* **PROBLEM TO WORK ON**:
Locate the word "pangyayari" in the entries below, then gather every line that holds it.

* **PROVIDED RECORDS**:
<<<<

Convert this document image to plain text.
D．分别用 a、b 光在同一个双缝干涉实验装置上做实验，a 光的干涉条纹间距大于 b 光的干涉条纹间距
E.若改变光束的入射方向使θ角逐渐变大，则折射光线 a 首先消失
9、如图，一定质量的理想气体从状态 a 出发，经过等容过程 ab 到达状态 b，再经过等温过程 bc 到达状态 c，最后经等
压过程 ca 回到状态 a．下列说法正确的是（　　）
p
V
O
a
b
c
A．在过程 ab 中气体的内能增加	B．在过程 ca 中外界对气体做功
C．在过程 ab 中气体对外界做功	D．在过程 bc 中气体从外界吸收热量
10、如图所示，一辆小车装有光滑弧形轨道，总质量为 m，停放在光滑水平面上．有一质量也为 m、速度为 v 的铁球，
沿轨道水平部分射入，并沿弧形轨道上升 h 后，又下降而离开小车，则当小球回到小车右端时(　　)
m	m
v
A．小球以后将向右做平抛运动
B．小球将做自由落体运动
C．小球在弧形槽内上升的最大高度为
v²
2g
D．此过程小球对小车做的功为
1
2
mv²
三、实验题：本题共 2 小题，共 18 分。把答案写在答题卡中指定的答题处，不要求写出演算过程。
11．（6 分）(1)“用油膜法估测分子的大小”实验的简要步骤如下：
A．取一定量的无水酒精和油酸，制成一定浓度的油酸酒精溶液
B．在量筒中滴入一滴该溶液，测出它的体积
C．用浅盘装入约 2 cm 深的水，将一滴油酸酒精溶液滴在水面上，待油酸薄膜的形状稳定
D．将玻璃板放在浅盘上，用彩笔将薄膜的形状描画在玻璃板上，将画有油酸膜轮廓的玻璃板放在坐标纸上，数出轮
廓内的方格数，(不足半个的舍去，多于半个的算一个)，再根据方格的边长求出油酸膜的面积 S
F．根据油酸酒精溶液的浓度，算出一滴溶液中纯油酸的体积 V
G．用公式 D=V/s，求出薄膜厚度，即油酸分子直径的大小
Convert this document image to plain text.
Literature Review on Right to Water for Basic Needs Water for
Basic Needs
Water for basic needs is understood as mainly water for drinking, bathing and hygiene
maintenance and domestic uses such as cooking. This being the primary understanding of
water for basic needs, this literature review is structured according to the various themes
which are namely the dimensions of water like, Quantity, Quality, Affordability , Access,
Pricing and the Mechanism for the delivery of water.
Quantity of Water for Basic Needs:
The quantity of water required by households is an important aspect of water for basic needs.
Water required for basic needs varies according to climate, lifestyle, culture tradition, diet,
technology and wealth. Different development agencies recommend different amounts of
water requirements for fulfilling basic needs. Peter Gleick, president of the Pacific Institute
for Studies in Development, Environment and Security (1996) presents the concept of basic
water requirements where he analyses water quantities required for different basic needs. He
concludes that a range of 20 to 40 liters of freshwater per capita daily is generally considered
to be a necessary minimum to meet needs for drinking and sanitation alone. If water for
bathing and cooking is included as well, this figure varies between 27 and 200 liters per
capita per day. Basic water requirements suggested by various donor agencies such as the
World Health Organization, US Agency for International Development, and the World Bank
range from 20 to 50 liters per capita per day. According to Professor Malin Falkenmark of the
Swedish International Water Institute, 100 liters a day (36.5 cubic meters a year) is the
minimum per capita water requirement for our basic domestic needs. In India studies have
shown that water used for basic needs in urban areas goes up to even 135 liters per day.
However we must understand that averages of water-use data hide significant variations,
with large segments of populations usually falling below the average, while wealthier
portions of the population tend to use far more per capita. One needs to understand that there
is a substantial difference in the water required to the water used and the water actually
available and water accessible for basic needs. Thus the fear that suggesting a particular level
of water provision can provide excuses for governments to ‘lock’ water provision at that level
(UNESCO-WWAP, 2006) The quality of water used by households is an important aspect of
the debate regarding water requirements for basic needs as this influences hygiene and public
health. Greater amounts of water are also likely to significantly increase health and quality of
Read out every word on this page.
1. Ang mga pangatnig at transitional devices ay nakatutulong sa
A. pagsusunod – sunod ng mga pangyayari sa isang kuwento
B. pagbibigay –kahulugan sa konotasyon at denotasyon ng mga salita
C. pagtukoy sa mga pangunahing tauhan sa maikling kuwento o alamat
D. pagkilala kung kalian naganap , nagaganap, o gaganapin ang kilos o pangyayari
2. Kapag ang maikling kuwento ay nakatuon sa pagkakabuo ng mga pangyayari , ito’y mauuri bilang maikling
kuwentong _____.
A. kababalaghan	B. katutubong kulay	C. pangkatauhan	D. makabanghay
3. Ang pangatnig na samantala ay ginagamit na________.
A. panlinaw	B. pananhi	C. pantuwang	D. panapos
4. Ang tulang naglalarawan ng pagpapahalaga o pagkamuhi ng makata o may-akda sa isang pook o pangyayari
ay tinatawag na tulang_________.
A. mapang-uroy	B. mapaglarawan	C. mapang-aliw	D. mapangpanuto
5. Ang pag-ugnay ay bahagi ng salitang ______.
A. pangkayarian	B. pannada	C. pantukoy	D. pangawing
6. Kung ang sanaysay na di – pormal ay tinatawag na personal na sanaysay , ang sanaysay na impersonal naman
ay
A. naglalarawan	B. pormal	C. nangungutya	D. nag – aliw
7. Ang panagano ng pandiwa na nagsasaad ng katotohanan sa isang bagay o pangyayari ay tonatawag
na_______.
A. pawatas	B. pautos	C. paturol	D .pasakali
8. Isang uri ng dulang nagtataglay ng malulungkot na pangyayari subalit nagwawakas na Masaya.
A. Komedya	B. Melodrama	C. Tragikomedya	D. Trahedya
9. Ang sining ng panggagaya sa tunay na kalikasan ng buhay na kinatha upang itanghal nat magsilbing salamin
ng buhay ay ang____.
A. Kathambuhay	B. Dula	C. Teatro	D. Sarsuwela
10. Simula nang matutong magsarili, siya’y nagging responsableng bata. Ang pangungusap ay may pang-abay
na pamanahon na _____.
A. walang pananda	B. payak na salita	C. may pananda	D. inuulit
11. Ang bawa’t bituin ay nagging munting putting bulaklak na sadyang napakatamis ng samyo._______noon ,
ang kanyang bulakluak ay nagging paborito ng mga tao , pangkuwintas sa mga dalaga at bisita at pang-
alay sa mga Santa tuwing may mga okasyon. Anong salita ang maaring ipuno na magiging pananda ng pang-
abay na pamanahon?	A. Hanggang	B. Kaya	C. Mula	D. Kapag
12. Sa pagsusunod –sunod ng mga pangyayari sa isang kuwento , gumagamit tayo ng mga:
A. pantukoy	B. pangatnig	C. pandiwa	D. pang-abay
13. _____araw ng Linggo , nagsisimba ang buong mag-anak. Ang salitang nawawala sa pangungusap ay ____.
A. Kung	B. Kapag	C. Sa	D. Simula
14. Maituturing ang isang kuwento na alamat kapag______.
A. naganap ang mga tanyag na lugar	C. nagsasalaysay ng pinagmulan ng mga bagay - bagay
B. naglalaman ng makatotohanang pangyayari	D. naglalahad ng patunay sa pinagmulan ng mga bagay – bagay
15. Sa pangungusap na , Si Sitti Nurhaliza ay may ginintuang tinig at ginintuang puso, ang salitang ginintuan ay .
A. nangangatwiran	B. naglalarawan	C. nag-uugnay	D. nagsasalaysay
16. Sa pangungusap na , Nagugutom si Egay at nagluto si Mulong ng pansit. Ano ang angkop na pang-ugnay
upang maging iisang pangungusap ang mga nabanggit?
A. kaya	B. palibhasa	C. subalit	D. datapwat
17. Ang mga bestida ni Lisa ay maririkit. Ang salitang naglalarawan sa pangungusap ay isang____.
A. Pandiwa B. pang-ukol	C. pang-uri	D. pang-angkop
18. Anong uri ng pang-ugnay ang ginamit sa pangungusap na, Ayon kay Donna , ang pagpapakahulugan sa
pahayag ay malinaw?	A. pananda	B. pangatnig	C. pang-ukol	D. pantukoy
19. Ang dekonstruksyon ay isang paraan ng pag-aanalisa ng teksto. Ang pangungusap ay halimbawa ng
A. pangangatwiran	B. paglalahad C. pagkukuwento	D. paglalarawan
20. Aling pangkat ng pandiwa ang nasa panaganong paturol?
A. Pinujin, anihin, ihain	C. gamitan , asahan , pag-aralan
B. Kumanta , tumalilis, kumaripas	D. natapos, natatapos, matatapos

>>>>

* **OUTPUT FOR THIS TASK**:
A. pagsusunod – sunod ng mga pangyayari sa isang kuwento
D. pagkilala kung kalian naganap , nagaganap, o gaganapin ang kilos o pangyayari
2. Kapag ang maikling kuwento ay nakatuon sa pagkakabuo ng mga pangyayari , ito’y mauuri bilang maikling
4. Ang tulang naglalarawan ng pagpapahalaga o pagkamuhi ng makata o may-akda sa isang pook o pangyayari
7. Ang panagano ng pandiwa na nagsasaad ng katotohanan sa isang bagay o pangyayari ay tonatawag
8. Isang uri ng dulang nagtataglay ng malulungkot na pangyayari subalit nagwawakas na Masaya.
12. Sa pagsusunod –sunod ng mga pangyayari sa isang kuwento , gumagamit tayo ng mga:
B. naglalaman ng makatotohanang pangyayari	D. naglalahad ng patunay sa pinagmulan ng mga bagay – bagay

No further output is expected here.